Data records:
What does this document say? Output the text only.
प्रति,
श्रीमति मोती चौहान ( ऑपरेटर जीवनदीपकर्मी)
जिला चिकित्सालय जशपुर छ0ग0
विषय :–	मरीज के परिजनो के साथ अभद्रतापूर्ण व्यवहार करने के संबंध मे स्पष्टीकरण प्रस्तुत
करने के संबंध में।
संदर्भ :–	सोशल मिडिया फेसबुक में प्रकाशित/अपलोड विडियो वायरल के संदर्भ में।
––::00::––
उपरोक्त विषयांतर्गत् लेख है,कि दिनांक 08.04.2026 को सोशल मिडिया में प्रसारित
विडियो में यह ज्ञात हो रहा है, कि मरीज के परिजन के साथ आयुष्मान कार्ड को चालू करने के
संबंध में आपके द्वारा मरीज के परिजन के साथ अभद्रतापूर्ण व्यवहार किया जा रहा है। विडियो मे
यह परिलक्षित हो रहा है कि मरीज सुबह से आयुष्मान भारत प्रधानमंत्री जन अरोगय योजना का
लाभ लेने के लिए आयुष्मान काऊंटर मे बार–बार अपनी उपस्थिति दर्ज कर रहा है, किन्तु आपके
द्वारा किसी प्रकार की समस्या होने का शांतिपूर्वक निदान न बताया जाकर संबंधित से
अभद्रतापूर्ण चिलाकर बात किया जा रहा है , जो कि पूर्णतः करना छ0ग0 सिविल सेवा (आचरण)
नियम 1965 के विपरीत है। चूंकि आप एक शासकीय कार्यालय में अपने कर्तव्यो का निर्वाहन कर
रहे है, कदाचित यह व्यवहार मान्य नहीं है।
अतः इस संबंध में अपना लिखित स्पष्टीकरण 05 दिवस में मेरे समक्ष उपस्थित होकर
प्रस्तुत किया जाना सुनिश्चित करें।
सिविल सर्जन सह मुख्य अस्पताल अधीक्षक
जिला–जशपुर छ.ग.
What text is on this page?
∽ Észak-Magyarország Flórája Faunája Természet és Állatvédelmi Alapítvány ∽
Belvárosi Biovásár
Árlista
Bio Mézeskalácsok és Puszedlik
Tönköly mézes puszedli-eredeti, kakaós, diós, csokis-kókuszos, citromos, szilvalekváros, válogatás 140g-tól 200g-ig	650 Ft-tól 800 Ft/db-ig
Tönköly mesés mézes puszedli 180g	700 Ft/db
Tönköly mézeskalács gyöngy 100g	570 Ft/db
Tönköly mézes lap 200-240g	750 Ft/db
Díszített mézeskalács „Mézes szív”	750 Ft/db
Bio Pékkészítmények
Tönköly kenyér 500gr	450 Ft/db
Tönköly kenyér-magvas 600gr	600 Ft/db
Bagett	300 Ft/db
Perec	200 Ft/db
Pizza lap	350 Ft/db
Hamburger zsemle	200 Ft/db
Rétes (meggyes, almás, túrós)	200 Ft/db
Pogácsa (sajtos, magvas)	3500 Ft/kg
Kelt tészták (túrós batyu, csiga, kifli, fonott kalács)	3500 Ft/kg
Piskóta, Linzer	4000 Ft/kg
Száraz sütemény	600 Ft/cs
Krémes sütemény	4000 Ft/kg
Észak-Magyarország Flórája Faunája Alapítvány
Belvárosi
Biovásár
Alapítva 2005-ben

• [Short problem]: Review the material and copy each line in which the word "Flórája" appears.

• [Output for this exercise]:
∽ Észak-Magyarország Flórája Faunája Természet és Állatvédelmi Alapítvány ∽
Észak-Magyarország Flórája Faunája Alapítvány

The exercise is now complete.